Task to carry out: Find how many lines in the material contain "alloy"; your answer should be that number alone.

Supplied data:

***

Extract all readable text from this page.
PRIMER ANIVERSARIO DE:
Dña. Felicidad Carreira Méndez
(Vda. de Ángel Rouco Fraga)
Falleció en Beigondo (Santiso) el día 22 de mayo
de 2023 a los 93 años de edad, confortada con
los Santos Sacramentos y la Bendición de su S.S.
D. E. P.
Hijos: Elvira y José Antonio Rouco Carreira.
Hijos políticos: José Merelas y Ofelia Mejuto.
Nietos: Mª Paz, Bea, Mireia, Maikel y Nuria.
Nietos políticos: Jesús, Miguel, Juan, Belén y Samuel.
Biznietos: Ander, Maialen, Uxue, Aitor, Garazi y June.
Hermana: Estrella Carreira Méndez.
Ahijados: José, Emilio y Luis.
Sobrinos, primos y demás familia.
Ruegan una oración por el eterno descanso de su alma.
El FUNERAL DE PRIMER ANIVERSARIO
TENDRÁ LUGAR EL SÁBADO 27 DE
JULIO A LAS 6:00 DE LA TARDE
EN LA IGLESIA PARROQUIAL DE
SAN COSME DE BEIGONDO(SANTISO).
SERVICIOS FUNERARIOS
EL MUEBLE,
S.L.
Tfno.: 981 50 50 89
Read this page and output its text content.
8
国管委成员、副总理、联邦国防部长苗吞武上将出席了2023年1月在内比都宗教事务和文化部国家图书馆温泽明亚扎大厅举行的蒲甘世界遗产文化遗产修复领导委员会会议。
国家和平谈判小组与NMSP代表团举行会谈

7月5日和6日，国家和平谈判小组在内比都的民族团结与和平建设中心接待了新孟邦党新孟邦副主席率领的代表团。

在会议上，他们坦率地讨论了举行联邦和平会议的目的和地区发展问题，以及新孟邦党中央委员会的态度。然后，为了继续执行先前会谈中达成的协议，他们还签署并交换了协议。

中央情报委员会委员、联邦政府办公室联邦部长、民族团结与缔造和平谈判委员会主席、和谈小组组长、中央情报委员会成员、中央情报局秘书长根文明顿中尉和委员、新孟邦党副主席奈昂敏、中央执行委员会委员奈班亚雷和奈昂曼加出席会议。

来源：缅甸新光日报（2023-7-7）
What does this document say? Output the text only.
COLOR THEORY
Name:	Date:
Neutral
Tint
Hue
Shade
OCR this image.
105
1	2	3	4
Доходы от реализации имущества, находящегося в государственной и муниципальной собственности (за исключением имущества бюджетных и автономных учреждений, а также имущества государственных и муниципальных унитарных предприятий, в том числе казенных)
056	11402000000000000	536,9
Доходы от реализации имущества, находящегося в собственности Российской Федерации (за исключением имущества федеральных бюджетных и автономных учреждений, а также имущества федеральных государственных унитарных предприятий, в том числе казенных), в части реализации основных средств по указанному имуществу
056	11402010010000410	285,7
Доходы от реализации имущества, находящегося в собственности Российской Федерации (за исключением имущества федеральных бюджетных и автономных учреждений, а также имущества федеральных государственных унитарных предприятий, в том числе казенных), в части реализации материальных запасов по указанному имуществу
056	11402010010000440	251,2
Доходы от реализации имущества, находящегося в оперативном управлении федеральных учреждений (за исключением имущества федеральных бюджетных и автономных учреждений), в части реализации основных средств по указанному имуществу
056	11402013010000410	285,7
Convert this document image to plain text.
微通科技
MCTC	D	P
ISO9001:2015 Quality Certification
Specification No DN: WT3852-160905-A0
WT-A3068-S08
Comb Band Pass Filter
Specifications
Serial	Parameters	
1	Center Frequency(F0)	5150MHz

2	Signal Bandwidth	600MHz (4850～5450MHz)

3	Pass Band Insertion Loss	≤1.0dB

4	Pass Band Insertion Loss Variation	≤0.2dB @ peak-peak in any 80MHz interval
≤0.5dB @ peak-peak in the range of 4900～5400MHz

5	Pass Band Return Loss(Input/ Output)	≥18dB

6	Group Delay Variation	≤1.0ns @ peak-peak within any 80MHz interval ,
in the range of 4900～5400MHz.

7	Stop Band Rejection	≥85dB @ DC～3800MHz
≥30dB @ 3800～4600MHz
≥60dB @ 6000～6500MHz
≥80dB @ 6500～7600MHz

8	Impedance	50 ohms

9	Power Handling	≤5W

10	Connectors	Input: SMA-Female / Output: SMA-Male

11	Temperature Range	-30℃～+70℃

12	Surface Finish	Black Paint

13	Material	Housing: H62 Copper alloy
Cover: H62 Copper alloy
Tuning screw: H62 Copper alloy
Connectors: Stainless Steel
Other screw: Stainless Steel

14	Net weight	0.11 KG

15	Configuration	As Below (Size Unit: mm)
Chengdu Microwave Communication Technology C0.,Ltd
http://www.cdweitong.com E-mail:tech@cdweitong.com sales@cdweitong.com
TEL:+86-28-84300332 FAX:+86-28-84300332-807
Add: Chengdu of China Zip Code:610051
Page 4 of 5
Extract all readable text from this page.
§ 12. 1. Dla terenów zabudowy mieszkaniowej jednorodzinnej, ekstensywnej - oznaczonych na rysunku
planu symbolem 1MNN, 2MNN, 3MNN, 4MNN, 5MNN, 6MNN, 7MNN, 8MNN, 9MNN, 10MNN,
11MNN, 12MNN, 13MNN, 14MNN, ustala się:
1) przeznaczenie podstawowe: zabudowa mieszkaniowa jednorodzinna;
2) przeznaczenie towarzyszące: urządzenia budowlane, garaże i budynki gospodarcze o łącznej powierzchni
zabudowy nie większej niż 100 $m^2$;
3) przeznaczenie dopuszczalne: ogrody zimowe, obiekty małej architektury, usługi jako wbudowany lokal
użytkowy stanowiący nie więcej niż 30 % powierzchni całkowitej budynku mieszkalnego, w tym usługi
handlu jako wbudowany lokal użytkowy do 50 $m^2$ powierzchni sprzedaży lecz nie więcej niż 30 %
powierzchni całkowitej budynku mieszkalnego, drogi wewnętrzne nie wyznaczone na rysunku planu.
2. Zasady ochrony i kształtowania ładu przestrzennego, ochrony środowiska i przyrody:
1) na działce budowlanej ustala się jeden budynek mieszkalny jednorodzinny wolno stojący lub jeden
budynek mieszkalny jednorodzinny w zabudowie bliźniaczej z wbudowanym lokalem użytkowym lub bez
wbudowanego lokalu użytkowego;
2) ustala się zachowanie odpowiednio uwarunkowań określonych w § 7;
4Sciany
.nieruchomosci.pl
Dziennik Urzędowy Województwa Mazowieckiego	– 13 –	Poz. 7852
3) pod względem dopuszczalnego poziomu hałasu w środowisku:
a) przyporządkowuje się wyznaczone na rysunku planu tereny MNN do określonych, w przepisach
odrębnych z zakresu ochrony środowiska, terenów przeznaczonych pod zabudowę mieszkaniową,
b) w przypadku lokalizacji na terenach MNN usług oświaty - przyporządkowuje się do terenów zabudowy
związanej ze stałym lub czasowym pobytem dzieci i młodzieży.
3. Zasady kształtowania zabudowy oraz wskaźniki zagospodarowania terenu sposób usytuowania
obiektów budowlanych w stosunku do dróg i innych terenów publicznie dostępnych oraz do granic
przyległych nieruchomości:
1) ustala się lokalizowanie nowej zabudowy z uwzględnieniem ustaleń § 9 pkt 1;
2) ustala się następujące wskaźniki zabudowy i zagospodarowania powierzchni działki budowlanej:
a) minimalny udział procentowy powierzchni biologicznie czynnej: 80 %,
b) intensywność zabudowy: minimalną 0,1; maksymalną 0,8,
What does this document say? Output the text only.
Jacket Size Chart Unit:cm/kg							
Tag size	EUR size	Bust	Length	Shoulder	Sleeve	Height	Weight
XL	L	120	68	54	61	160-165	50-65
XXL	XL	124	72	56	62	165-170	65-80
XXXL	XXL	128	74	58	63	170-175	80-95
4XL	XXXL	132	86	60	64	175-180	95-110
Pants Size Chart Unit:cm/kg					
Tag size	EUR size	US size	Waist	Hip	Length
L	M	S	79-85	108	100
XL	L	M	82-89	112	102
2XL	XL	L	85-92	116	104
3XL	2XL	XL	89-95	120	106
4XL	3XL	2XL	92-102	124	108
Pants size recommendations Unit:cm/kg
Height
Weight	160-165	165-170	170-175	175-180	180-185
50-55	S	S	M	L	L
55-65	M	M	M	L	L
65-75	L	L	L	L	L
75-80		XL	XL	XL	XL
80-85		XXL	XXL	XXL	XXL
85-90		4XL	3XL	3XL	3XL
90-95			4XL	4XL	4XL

***

Written solution: 3